**What is being asked**: Return the listing below exactly as it stands. Pictures stay out.

**Available records**:
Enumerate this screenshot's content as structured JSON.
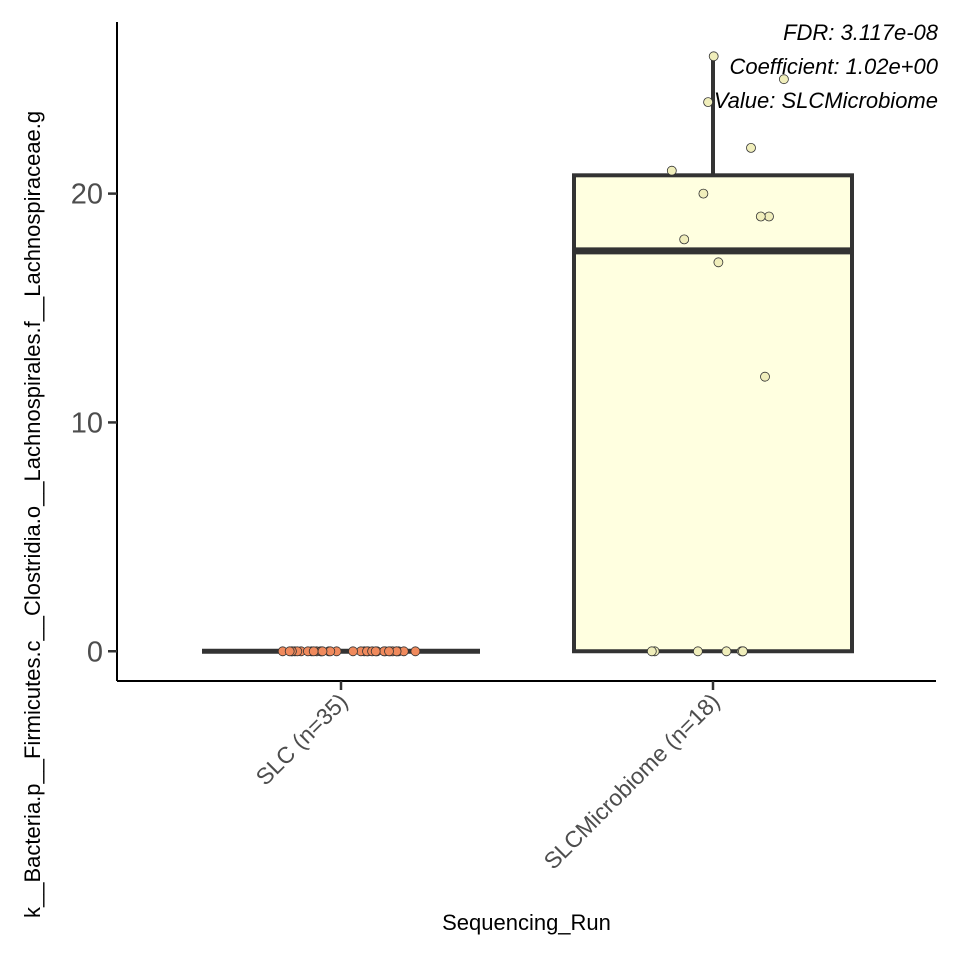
{
  "chart_data": {
    "type": "box",
    "title": "",
    "xlabel": "Sequencing_Run",
    "ylabel": "k__Bacteria.p__Firmicutes.c__Clostridia.o__Lachnospirales.f__Lachnospiraceae.g",
    "ylim": [
      -1.3,
      27.5
    ],
    "yticks": [
      0,
      10,
      20
    ],
    "categories": [
      "SLC (n=35)",
      "SLCMicrobiome (n=18)"
    ],
    "boxes": [
      {
        "category": "SLC (n=35)",
        "min": 0,
        "q1": 0,
        "median": 0,
        "q3": 0,
        "max": 0,
        "fill": "#ffffff",
        "point_fill": "#f08a5d"
      },
      {
        "category": "SLCMicrobiome (n=18)",
        "min": 0,
        "q1": 0,
        "median": 17.5,
        "q3": 20.8,
        "max": 26,
        "fill": "#ffffe0",
        "point_fill": "#f0eebb"
      }
    ],
    "points": [
      {
        "category": "SLC (n=35)",
        "values": [
          0,
          0,
          0,
          0,
          0,
          0,
          0,
          0,
          0,
          0,
          0,
          0,
          0,
          0,
          0,
          0,
          0,
          0,
          0,
          0,
          0,
          0,
          0,
          0,
          0,
          0,
          0,
          0,
          0,
          0,
          0,
          0,
          0,
          0,
          0
        ]
      },
      {
        "category": "SLCMicrobiome (n=18)",
        "values": [
          26,
          25,
          24,
          22,
          21,
          20,
          19,
          19,
          18,
          17,
          12,
          0,
          0,
          0,
          0,
          0,
          0,
          0
        ]
      }
    ],
    "annotations": [
      "FDR: 3.117e-08",
      "Coefficient: 1.02e+00",
      "Value: SLCMicrobiome"
    ],
    "grid": false,
    "legend": "none"
  }
}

**Completed exercise**:
Enumerate this screenshot's content as structured JSON.
{
  "chart_data": {
    "type": "box",
    "title": "",
    "xlabel": "Sequencing_Run",
    "ylabel": "k__Bacteria.p__Firmicutes.c__Clostridia.o__Lachnospirales.f__Lachnospiraceae.g",
    "ylim": [
      -1.3,
      27.5
    ],
    "yticks": [
      0,
      10,
      20
    ],
    "categories": [
      "SLC (n=35)",
      "SLCMicrobiome (n=18)"
    ],
    "boxes": [
      {
        "category": "SLC (n=35)",
        "min": 0,
        "q1": 0,
        "median": 0,
        "q3": 0,
        "max": 0,
        "fill": "#ffffff",
        "point_fill": "#f08a5d"
      },
      {
        "category": "SLCMicrobiome (n=18)",
        "min": 0,
        "q1": 0,
        "median": 17.5,
        "q3": 20.8,
        "max": 26,
        "fill": "#ffffe0",
        "point_fill": "#f0eebb"
      }
    ],
    "points": [
      {
        "category": "SLC (n=35)",
        "values": [
          0,
          0,
          0,
          0,
          0,
          0,
          0,
          0,
          0,
          0,
          0,
          0,
          0,
          0,
          0,
          0,
          0,
          0,
          0,
          0,
          0,
          0,
          0,
          0,
          0,
          0,
          0,
          0,
          0,
          0,
          0,
          0,
          0,
          0,
          0
        ]
      },
      {
        "category": "SLCMicrobiome (n=18)",
        "values": [
          26,
          25,
          24,
          22,
          21,
          20,
          19,
          19,
          18,
          17,
          12,
          0,
          0,
          0,
          0,
          0,
          0,
          0
        ]
      }
    ],
    "annotations": [
      "FDR: 3.117e-08",
      "Coefficient: 1.02e+00",
      "Value: SLCMicrobiome"
    ],
    "grid": false,
    "legend": "none"
  }
}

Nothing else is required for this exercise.